■ Written task
Here are some records; quote them exactly, leaving out the pictures.

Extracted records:
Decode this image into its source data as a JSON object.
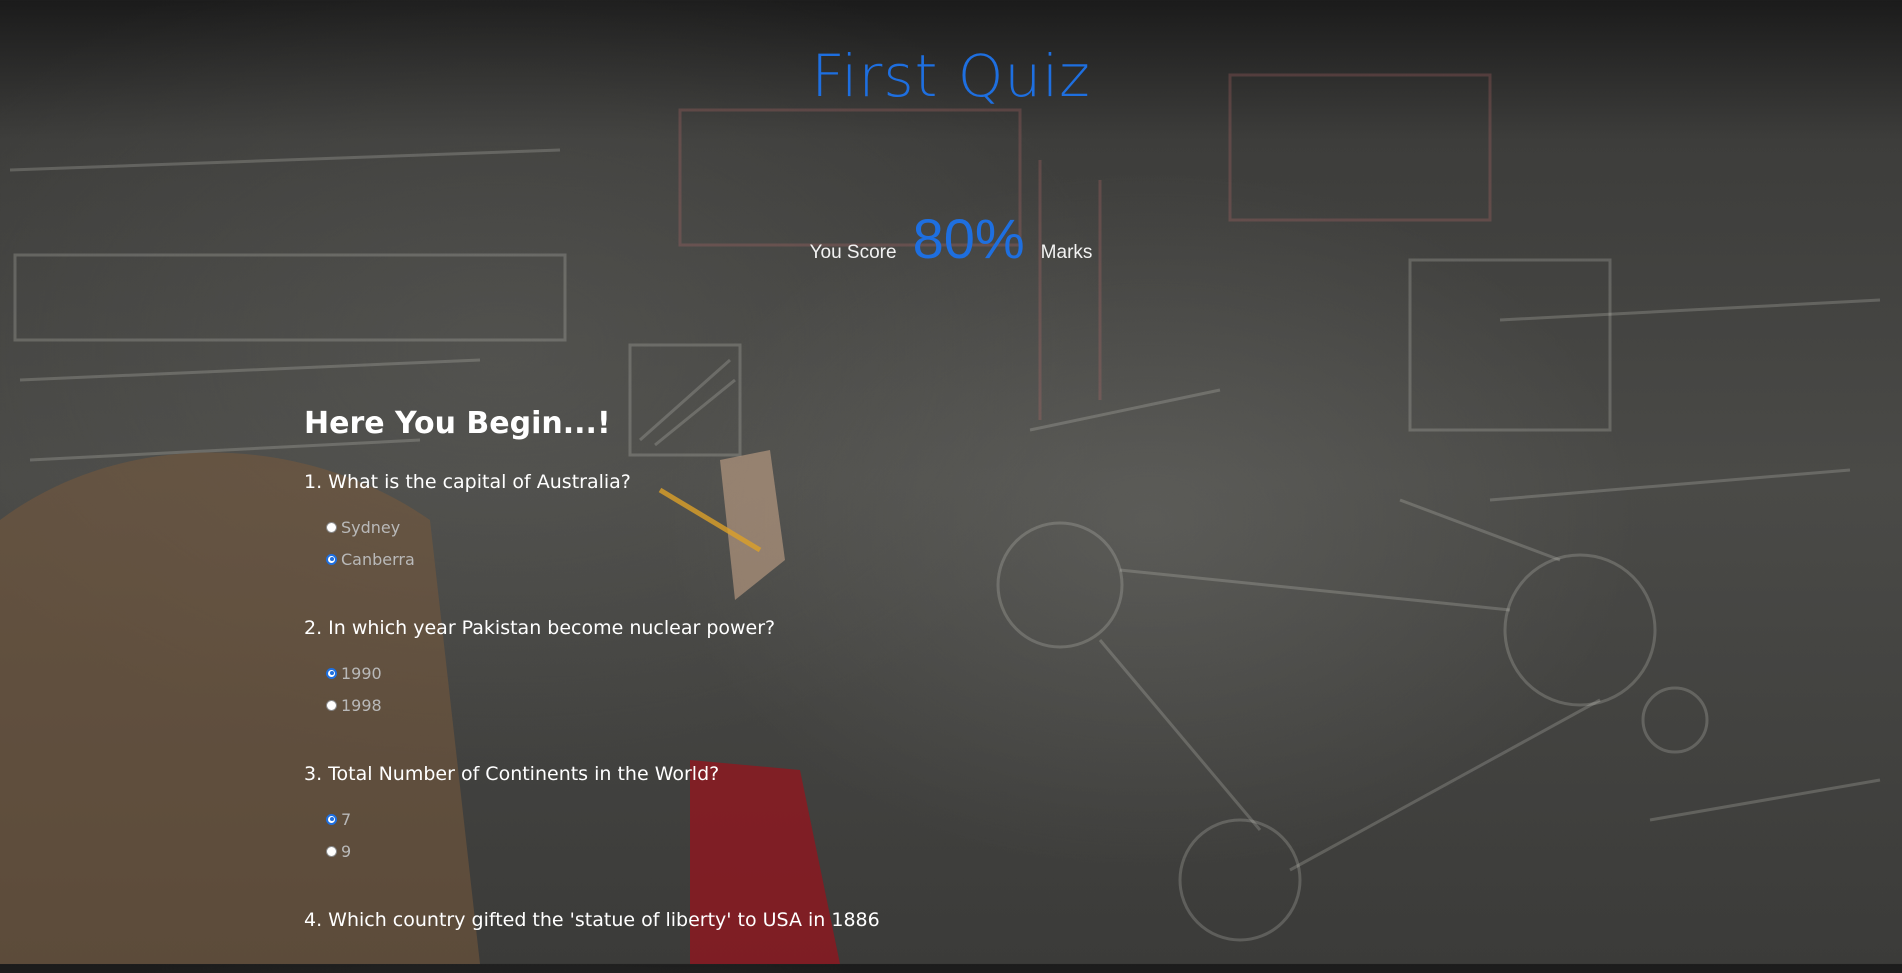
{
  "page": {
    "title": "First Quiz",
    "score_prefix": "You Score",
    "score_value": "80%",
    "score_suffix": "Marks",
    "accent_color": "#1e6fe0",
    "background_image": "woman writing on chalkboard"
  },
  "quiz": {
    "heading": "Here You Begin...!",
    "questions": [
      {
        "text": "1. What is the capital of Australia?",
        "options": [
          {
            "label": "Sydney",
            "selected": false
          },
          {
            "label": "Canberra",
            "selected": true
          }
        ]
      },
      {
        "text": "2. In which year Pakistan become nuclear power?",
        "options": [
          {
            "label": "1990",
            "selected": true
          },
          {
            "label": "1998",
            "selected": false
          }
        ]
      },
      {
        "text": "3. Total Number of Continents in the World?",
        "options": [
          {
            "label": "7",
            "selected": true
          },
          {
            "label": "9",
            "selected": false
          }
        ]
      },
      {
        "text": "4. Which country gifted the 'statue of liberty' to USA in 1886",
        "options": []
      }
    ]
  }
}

■ Answer in full
Decode this image into its source data as a JSON object.
{
  "page": {
    "title": "First Quiz",
    "score_prefix": "You Score",
    "score_value": "80%",
    "score_suffix": "Marks",
    "accent_color": "#1e6fe0",
    "background_image": "woman writing on chalkboard"
  },
  "quiz": {
    "heading": "Here You Begin...!",
    "questions": [
      {
        "text": "1. What is the capital of Australia?",
        "options": [
          {
            "label": "Sydney",
            "selected": false
          },
          {
            "label": "Canberra",
            "selected": true
          }
        ]
      },
      {
        "text": "2. In which year Pakistan become nuclear power?",
        "options": [
          {
            "label": "1990",
            "selected": true
          },
          {
            "label": "1998",
            "selected": false
          }
        ]
      },
      {
        "text": "3. Total Number of Continents in the World?",
        "options": [
          {
            "label": "7",
            "selected": true
          },
          {
            "label": "9",
            "selected": false
          }
        ]
      },
      {
        "text": "4. Which country gifted the 'statue of liberty' to USA in 1886",
        "options": []
      }
    ]
  }
}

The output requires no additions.